Task to complete: List all the lines in these records that hold "Excluded".

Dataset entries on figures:
——
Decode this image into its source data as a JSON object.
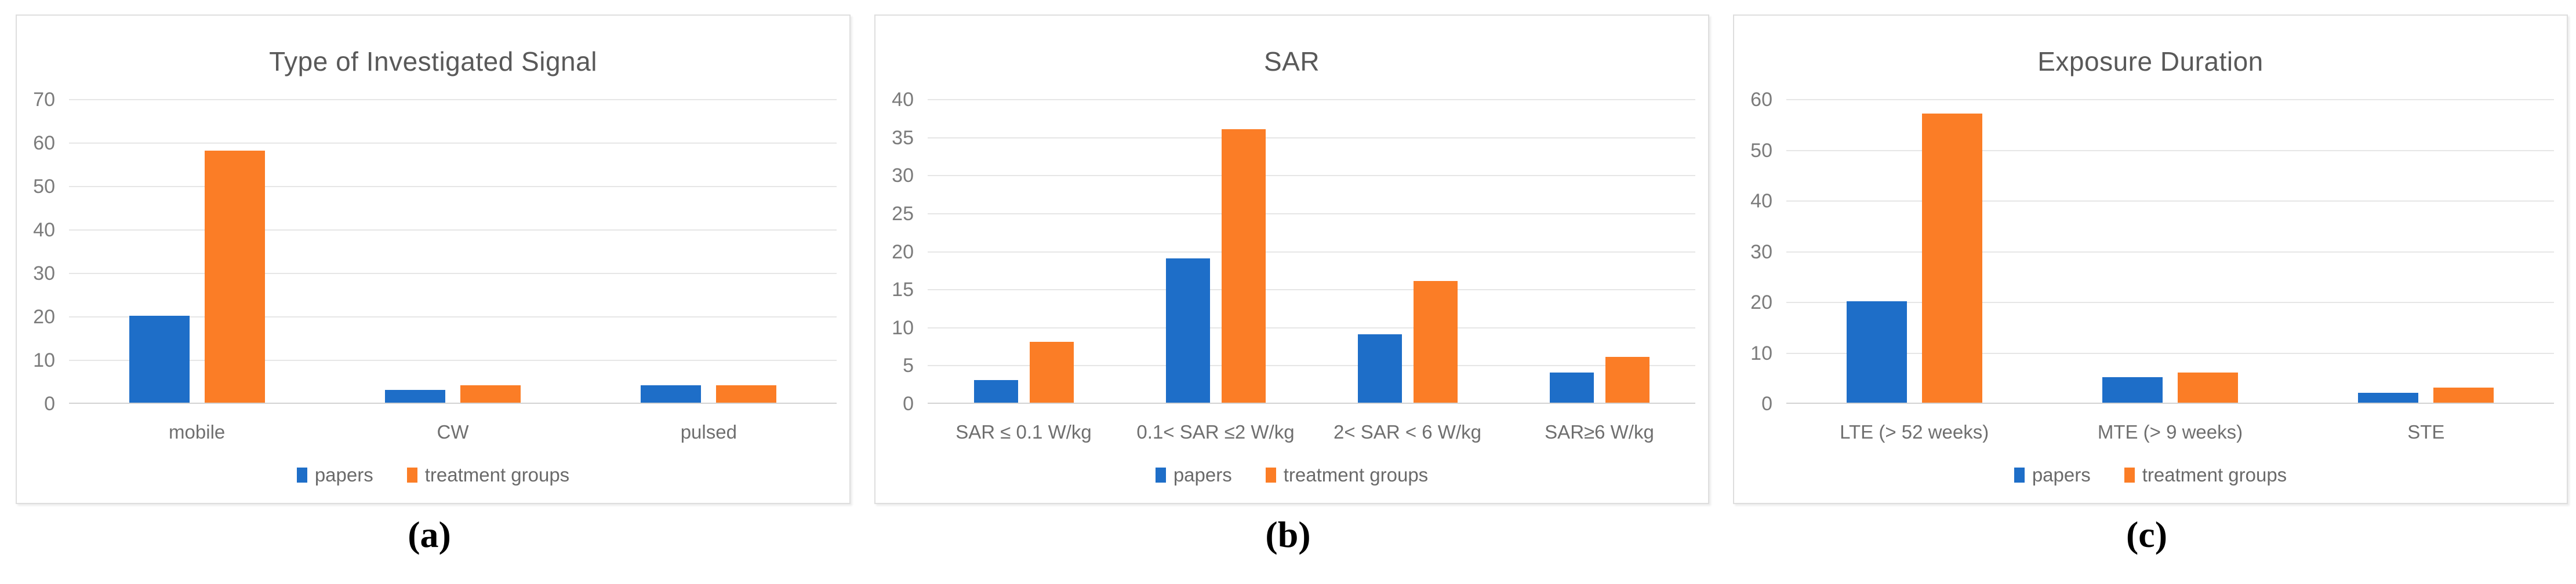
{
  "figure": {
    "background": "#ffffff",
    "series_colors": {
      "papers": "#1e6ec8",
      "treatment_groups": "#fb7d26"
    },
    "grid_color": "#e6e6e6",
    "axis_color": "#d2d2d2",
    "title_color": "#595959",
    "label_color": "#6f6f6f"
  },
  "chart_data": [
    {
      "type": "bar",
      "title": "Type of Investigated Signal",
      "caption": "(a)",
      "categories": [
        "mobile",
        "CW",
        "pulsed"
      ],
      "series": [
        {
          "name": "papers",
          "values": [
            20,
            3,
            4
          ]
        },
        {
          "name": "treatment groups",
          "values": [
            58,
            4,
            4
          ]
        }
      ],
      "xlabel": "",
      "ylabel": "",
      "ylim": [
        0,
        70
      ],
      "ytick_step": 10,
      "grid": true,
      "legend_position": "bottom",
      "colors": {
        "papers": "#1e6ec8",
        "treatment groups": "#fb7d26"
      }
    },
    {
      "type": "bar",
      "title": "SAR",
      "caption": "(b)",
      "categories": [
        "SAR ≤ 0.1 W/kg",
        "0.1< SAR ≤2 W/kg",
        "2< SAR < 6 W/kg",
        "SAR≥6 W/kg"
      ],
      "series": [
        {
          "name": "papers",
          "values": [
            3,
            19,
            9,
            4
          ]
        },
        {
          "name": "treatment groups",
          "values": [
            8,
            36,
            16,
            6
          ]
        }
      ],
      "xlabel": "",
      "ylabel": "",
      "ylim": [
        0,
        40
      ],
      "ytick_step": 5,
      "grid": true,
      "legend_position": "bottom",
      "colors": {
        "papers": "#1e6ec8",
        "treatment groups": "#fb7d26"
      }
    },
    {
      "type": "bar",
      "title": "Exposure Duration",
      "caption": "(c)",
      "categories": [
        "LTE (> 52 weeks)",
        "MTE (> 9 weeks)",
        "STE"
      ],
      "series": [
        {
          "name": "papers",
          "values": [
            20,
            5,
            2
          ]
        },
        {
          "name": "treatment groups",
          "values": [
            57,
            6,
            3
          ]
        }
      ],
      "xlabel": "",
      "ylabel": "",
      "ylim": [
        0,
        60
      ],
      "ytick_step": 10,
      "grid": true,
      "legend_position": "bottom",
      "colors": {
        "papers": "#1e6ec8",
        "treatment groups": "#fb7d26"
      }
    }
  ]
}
——
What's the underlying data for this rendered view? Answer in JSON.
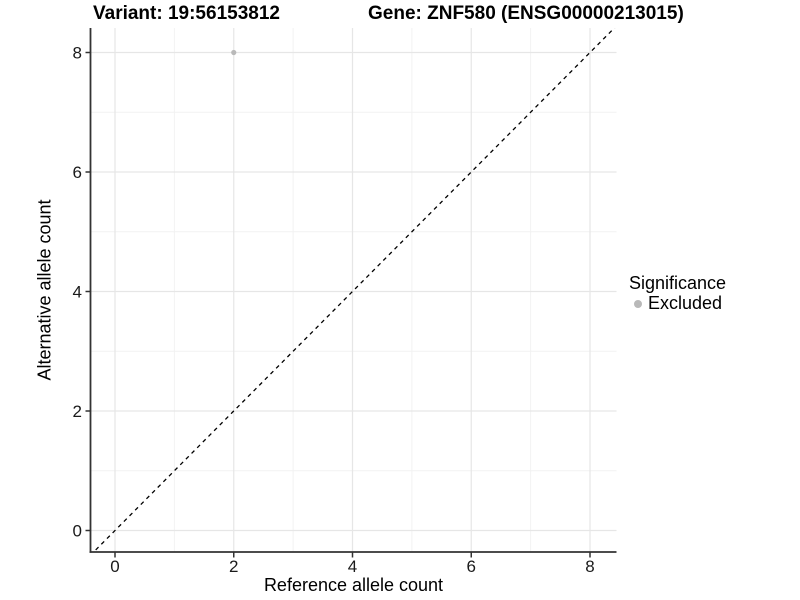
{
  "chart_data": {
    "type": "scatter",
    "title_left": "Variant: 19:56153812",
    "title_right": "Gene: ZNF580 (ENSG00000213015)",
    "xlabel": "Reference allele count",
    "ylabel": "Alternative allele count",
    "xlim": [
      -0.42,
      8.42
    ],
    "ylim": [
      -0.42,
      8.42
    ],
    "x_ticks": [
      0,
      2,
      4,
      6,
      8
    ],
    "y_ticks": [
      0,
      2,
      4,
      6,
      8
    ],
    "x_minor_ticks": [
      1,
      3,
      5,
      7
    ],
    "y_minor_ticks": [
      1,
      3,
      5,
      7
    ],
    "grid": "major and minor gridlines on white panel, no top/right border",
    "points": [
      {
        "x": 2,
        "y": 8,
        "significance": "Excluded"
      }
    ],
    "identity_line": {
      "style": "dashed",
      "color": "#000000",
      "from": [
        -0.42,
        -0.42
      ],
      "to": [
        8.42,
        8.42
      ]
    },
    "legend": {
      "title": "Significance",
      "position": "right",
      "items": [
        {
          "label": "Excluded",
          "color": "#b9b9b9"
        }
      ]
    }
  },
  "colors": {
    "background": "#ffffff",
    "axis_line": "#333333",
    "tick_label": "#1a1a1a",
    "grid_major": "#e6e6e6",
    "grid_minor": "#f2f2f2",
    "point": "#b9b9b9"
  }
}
——
Task answer:
        "significance": "Excluded"
          "label": "Excluded",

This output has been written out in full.